### DIRECTIVE:
Skip the pictures and repeat each line of the data exactly.

### RECORD LIST:
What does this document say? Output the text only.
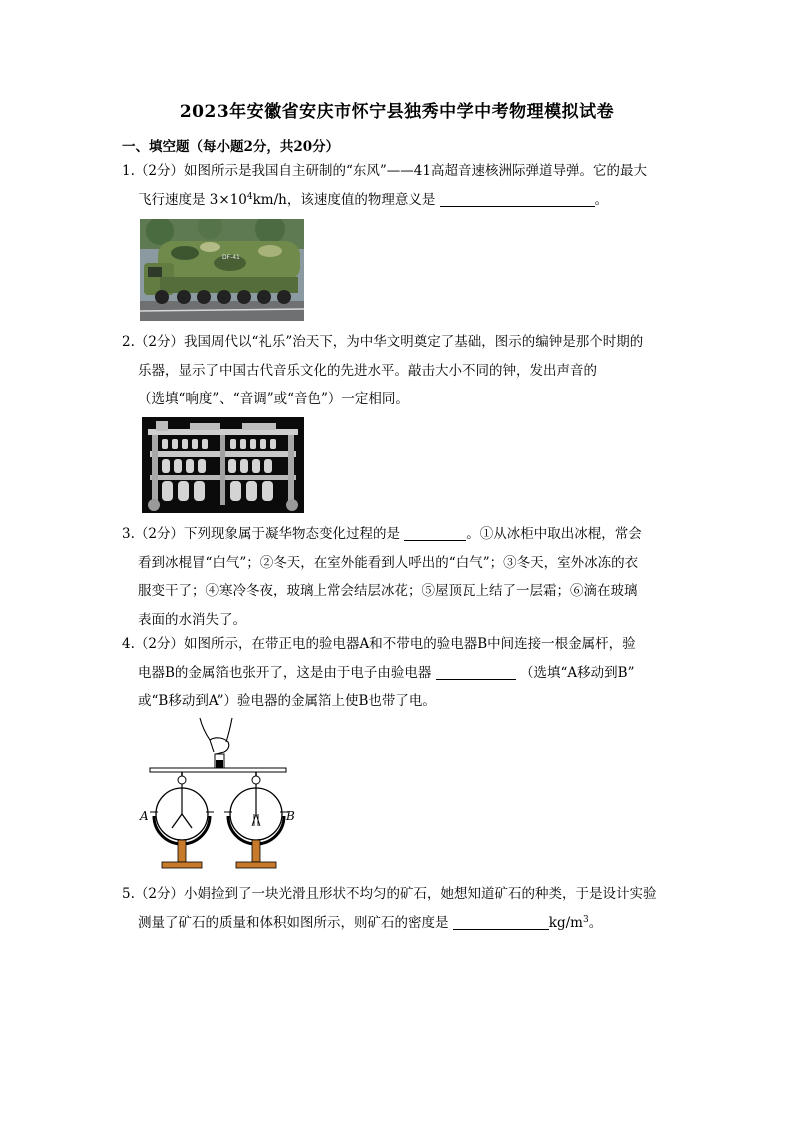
2023年安徽省安庆市怀宁县独秀中学中考物理模拟试卷
一、填空题（每小题2分，共20分）
1.（2分）如图所示是我国自主研制的“东风”——41高超音速核洲际弹道导弹。它的最大
飞行速度是 $3\times 10^4km/h$，该速度值的物理意义是	。
DF-41
2.（2分）我国周代以“礼乐”治天下，为中华文明奠定了基础，图示的编钟是那个时期的
乐器，显示了中国古代音乐文化的先进水平。敲击大小不同的钟，发出声音的
（选填“响度”、“音调”或“音色”）一定相同。
3.（2分）下列现象属于凝华物态变化过程的是	。①从冰柜中取出冰棍，常会
看到冰棍冒“白气”；②冬天，在室外能看到人呼出的“白气”；③冬天，室外冰冻的衣
服变干了；④寒冷冬夜，玻璃上常会结层冰花；⑤屋顶瓦上结了一层霜；⑥滴在玻璃
表面的水消失了。
4.（2分）如图所示，在带正电的验电器A和不带电的验电器B中间连接一根金属杆，验
电器B的金属箔也张开了，这是由于电子由验电器	（选填“A移动到B”
或“B移动到A”）验电器的金属箔上使B也带了电。
A	B
5.（2分）小娟捡到了一块光滑且形状不均匀的矿石，她想知道矿石的种类，于是设计实验
测量了矿石的质量和体积如图所示，则矿石的密度是	$kg/m^3$。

### FULL OUTPUT:
What does this document say? Output the text only.
2023年安徽省安庆市怀宁县独秀中学中考物理模拟试卷
一、填空题（每小题2分，共20分）
1.（2分）如图所示是我国自主研制的“东风”——41高超音速核洲际弹道导弹。它的最大
飞行速度是 $3\times 10^4km/h$，该速度值的物理意义是	。
DF-41
2.（2分）我国周代以“礼乐”治天下，为中华文明奠定了基础，图示的编钟是那个时期的
乐器，显示了中国古代音乐文化的先进水平。敲击大小不同的钟，发出声音的
（选填“响度”、“音调”或“音色”）一定相同。
3.（2分）下列现象属于凝华物态变化过程的是	。①从冰柜中取出冰棍，常会
看到冰棍冒“白气”；②冬天，在室外能看到人呼出的“白气”；③冬天，室外冰冻的衣
服变干了；④寒冷冬夜，玻璃上常会结层冰花；⑤屋顶瓦上结了一层霜；⑥滴在玻璃
表面的水消失了。
4.（2分）如图所示，在带正电的验电器A和不带电的验电器B中间连接一根金属杆，验
电器B的金属箔也张开了，这是由于电子由验电器	（选填“A移动到B”
或“B移动到A”）验电器的金属箔上使B也带了电。
A	B
5.（2分）小娟捡到了一块光滑且形状不均匀的矿石，她想知道矿石的种类，于是设计实验
测量了矿石的质量和体积如图所示，则矿石的密度是	$kg/m^3$。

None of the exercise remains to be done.